§ SHORT EXERCISE: Output each entry verbatim and exclude every picture from it.

§ INPUT FOR THIS TASK:
☆ ☆ ☆ ☆ ☆

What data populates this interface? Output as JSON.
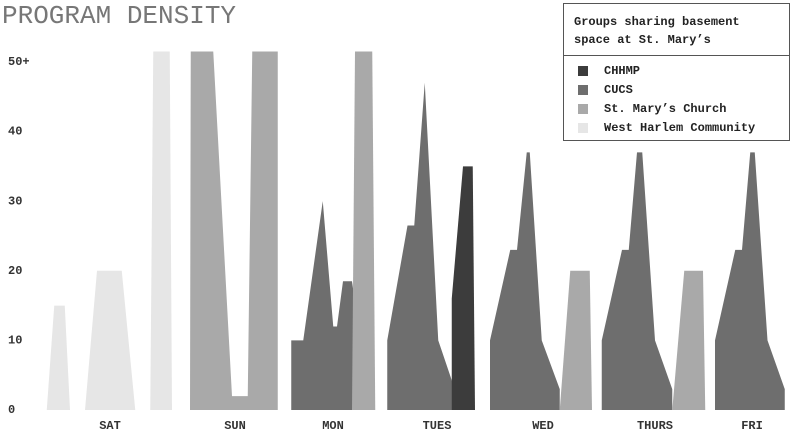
{
  "chart_data": {
    "type": "area",
    "title": "PROGRAM DENSITY",
    "legend_title": "Groups sharing basement space at St. Mary’s",
    "legend": "top-right",
    "categories": [
      "SAT",
      "SUN",
      "MON",
      "TUES",
      "WED",
      "THURS",
      "FRI"
    ],
    "series": [
      {
        "name": "CHHMP",
        "color": "#3c3c3c"
      },
      {
        "name": "CUCS",
        "color": "#6e6e6e"
      },
      {
        "name": "St. Mary’s Church",
        "color": "#a9a9a9"
      },
      {
        "name": "West Harlem Community",
        "color": "#e6e6e6"
      }
    ],
    "shapes": [
      {
        "series": 3,
        "x": [
          0.9,
          1.9,
          3.3,
          4
        ],
        "values": [
          0,
          15,
          15,
          0
        ]
      },
      {
        "series": 3,
        "x": [
          6,
          7.6,
          10.9,
          12.7
        ],
        "values": [
          0,
          20,
          20,
          0
        ]
      },
      {
        "series": 3,
        "x": [
          14.7,
          15.1,
          17.3,
          17.6
        ],
        "values": [
          0,
          51.5,
          51.5,
          0
        ]
      },
      {
        "series": 2,
        "x": [
          20,
          20.1,
          23.1,
          25.6,
          27.7,
          28.3,
          31.7,
          31.7
        ],
        "values": [
          0,
          51.5,
          51.5,
          2,
          2,
          51.5,
          51.5,
          0
        ]
      },
      {
        "series": 1,
        "x": [
          33.5,
          33.5,
          35.1,
          37.7,
          39.1,
          39.6,
          40.4,
          41.6,
          42.7,
          42.7
        ],
        "values": [
          0,
          10,
          10,
          30,
          12,
          12,
          18.5,
          18.5,
          10,
          0
        ]
      },
      {
        "series": 2,
        "x": [
          41.6,
          42,
          44.3,
          44.7
        ],
        "values": [
          0,
          51.5,
          51.5,
          0
        ]
      },
      {
        "series": 1,
        "x": [
          46.3,
          46.3,
          49,
          49.9,
          51.3,
          53.1,
          55.3,
          55.3
        ],
        "values": [
          0,
          10,
          26.5,
          26.5,
          47,
          10,
          3,
          0
        ]
      },
      {
        "series": 0,
        "x": [
          54.9,
          54.9,
          56.4,
          57.7,
          58
        ],
        "values": [
          0,
          16,
          35,
          35,
          0
        ]
      },
      {
        "series": 1,
        "x": [
          60,
          60,
          62.7,
          63.6,
          64.9,
          65.3,
          66.9,
          69.3,
          69.3
        ],
        "values": [
          0,
          10,
          23,
          23,
          37,
          37,
          10,
          3,
          0
        ]
      },
      {
        "series": 2,
        "x": [
          69.3,
          70.7,
          73.3,
          73.6
        ],
        "values": [
          0,
          20,
          20,
          0
        ]
      },
      {
        "series": 1,
        "x": [
          74.9,
          74.9,
          77.6,
          78.5,
          79.6,
          80.3,
          82,
          84.3,
          84.3
        ],
        "values": [
          0,
          10,
          23,
          23,
          37,
          37,
          10,
          3,
          0
        ]
      },
      {
        "series": 2,
        "x": [
          84.3,
          85.9,
          88.4,
          88.7
        ],
        "values": [
          0,
          20,
          20,
          0
        ]
      },
      {
        "series": 1,
        "x": [
          90,
          90,
          92.7,
          93.6,
          94.7,
          95.3,
          97,
          99.3,
          99.3
        ],
        "values": [
          0,
          10,
          23,
          23,
          37,
          37,
          10,
          3,
          0
        ]
      }
    ],
    "xlim": [
      0,
      100
    ],
    "ylim": [
      0,
      52
    ],
    "yticks": [
      0,
      10,
      20,
      30,
      40,
      {
        "value": 50,
        "label": "50+"
      }
    ]
  }
}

☆ ☆ ☆ ☆ ☆

§ COMPLETE OUTPUT:
What data populates this interface? Output as JSON.
{
  "chart_data": {
    "type": "area",
    "title": "PROGRAM DENSITY",
    "legend_title": "Groups sharing basement space at St. Mary’s",
    "legend": "top-right",
    "categories": [
      "SAT",
      "SUN",
      "MON",
      "TUES",
      "WED",
      "THURS",
      "FRI"
    ],
    "series": [
      {
        "name": "CHHMP",
        "color": "#3c3c3c"
      },
      {
        "name": "CUCS",
        "color": "#6e6e6e"
      },
      {
        "name": "St. Mary’s Church",
        "color": "#a9a9a9"
      },
      {
        "name": "West Harlem Community",
        "color": "#e6e6e6"
      }
    ],
    "shapes": [
      {
        "series": 3,
        "x": [
          0.9,
          1.9,
          3.3,
          4
        ],
        "values": [
          0,
          15,
          15,
          0
        ]
      },
      {
        "series": 3,
        "x": [
          6,
          7.6,
          10.9,
          12.7
        ],
        "values": [
          0,
          20,
          20,
          0
        ]
      },
      {
        "series": 3,
        "x": [
          14.7,
          15.1,
          17.3,
          17.6
        ],
        "values": [
          0,
          51.5,
          51.5,
          0
        ]
      },
      {
        "series": 2,
        "x": [
          20,
          20.1,
          23.1,
          25.6,
          27.7,
          28.3,
          31.7,
          31.7
        ],
        "values": [
          0,
          51.5,
          51.5,
          2,
          2,
          51.5,
          51.5,
          0
        ]
      },
      {
        "series": 1,
        "x": [
          33.5,
          33.5,
          35.1,
          37.7,
          39.1,
          39.6,
          40.4,
          41.6,
          42.7,
          42.7
        ],
        "values": [
          0,
          10,
          10,
          30,
          12,
          12,
          18.5,
          18.5,
          10,
          0
        ]
      },
      {
        "series": 2,
        "x": [
          41.6,
          42,
          44.3,
          44.7
        ],
        "values": [
          0,
          51.5,
          51.5,
          0
        ]
      },
      {
        "series": 1,
        "x": [
          46.3,
          46.3,
          49,
          49.9,
          51.3,
          53.1,
          55.3,
          55.3
        ],
        "values": [
          0,
          10,
          26.5,
          26.5,
          47,
          10,
          3,
          0
        ]
      },
      {
        "series": 0,
        "x": [
          54.9,
          54.9,
          56.4,
          57.7,
          58
        ],
        "values": [
          0,
          16,
          35,
          35,
          0
        ]
      },
      {
        "series": 1,
        "x": [
          60,
          60,
          62.7,
          63.6,
          64.9,
          65.3,
          66.9,
          69.3,
          69.3
        ],
        "values": [
          0,
          10,
          23,
          23,
          37,
          37,
          10,
          3,
          0
        ]
      },
      {
        "series": 2,
        "x": [
          69.3,
          70.7,
          73.3,
          73.6
        ],
        "values": [
          0,
          20,
          20,
          0
        ]
      },
      {
        "series": 1,
        "x": [
          74.9,
          74.9,
          77.6,
          78.5,
          79.6,
          80.3,
          82,
          84.3,
          84.3
        ],
        "values": [
          0,
          10,
          23,
          23,
          37,
          37,
          10,
          3,
          0
        ]
      },
      {
        "series": 2,
        "x": [
          84.3,
          85.9,
          88.4,
          88.7
        ],
        "values": [
          0,
          20,
          20,
          0
        ]
      },
      {
        "series": 1,
        "x": [
          90,
          90,
          92.7,
          93.6,
          94.7,
          95.3,
          97,
          99.3,
          99.3
        ],
        "values": [
          0,
          10,
          23,
          23,
          37,
          37,
          10,
          3,
          0
        ]
      }
    ],
    "xlim": [
      0,
      100
    ],
    "ylim": [
      0,
      52
    ],
    "yticks": [
      0,
      10,
      20,
      30,
      40,
      {
        "value": 50,
        "label": "50+"
      }
    ]
  }
}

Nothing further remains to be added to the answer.